Dataset items
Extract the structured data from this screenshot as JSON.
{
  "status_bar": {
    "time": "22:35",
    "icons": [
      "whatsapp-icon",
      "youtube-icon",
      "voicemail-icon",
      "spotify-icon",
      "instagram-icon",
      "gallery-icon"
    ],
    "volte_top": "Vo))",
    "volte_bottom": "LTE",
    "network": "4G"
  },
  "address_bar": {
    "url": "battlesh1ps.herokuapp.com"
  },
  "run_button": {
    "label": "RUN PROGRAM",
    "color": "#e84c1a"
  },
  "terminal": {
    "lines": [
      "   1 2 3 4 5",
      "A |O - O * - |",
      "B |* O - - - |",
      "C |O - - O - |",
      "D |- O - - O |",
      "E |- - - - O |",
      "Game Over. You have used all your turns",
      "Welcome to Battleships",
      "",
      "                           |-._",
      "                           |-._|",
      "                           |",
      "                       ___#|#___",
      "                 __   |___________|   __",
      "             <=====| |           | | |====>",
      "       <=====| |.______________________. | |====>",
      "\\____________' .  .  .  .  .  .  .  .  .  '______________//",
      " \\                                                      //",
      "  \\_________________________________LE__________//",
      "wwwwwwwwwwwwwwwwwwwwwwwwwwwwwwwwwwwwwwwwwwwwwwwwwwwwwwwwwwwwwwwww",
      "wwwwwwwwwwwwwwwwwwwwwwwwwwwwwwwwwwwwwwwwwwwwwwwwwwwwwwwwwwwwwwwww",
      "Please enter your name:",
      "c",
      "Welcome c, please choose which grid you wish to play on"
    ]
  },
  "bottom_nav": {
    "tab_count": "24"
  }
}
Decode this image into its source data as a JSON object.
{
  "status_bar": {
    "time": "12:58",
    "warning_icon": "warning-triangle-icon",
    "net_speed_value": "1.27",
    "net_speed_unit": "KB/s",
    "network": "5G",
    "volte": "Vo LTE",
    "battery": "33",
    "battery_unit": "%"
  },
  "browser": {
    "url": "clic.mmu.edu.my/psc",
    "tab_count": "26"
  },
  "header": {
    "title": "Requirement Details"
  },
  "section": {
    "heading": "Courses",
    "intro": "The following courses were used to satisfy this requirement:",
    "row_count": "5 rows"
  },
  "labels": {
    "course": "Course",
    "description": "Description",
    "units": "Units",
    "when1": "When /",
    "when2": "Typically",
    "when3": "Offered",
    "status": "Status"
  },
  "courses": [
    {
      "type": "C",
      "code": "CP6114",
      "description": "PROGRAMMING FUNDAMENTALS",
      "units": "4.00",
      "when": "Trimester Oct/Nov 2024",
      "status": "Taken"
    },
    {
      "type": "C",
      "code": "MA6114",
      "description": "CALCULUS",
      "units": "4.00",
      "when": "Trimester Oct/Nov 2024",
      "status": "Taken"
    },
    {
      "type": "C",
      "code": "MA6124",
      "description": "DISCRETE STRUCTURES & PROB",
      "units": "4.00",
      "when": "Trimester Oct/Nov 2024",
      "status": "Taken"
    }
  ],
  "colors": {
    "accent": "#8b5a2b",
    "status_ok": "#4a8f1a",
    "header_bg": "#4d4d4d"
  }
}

• What the exercise asks: Copy out the whole listing, exactly as written.

• The result:
Extract the structured data from this screenshot as JSON.
{
  "status_bar": {
    "time": "22:35",
    "icons": [
      "whatsapp-icon",
      "youtube-icon",
      "voicemail-icon",
      "spotify-icon",
      "instagram-icon",
      "gallery-icon"
    ],
    "volte_top": "Vo))",
    "volte_bottom": "LTE",
    "network": "4G"
  },
  "address_bar": {
    "url": "battlesh1ps.herokuapp.com"
  },
  "run_button": {
    "label": "RUN PROGRAM",
    "color": "#e84c1a"
  },
  "terminal": {
    "lines": [
      "   1 2 3 4 5",
      "A |O - O * - |",
      "B |* O - - - |",
      "C |O - - O - |",
      "D |- O - - O |",
      "E |- - - - O |",
      "Game Over. You have used all your turns",
      "Welcome to Battleships",
      "",
      "                           |-._",
      "                           |-._|",
      "                           |",
      "                       ___#|#___",
      "                 __   |___________|   __",
      "             <=====| |           | | |====>",
      "       <=====| |.______________________. | |====>",
      "\\____________' .  .  .  .  .  .  .  .  .  '______________//",
      " \\                                                      //",
      "  \\_________________________________LE__________//",
      "wwwwwwwwwwwwwwwwwwwwwwwwwwwwwwwwwwwwwwwwwwwwwwwwwwwwwwwwwwwwwwwww",
      "wwwwwwwwwwwwwwwwwwwwwwwwwwwwwwwwwwwwwwwwwwwwwwwwwwwwwwwwwwwwwwwww",
      "Please enter your name:",
      "c",
      "Welcome c, please choose which grid you wish to play on"
    ]
  },
  "bottom_nav": {
    "tab_count": "24"
  }
}
Decode this image into its source data as a JSON object.
{
  "status_bar": {
    "time": "12:58",
    "warning_icon": "warning-triangle-icon",
    "net_speed_value": "1.27",
    "net_speed_unit": "KB/s",
    "network": "5G",
    "volte": "Vo LTE",
    "battery": "33",
    "battery_unit": "%"
  },
  "browser": {
    "url": "clic.mmu.edu.my/psc",
    "tab_count": "26"
  },
  "header": {
    "title": "Requirement Details"
  },
  "section": {
    "heading": "Courses",
    "intro": "The following courses were used to satisfy this requirement:",
    "row_count": "5 rows"
  },
  "labels": {
    "course": "Course",
    "description": "Description",
    "units": "Units",
    "when1": "When /",
    "when2": "Typically",
    "when3": "Offered",
    "status": "Status"
  },
  "courses": [
    {
      "type": "C",
      "code": "CP6114",
      "description": "PROGRAMMING FUNDAMENTALS",
      "units": "4.00",
      "when": "Trimester Oct/Nov 2024",
      "status": "Taken"
    },
    {
      "type": "C",
      "code": "MA6114",
      "description": "CALCULUS",
      "units": "4.00",
      "when": "Trimester Oct/Nov 2024",
      "status": "Taken"
    },
    {
      "type": "C",
      "code": "MA6124",
      "description": "DISCRETE STRUCTURES & PROB",
      "units": "4.00",
      "when": "Trimester Oct/Nov 2024",
      "status": "Taken"
    }
  ],
  "colors": {
    "accent": "#8b5a2b",
    "status_ok": "#4a8f1a",
    "header_bg": "#4d4d4d"
  }
}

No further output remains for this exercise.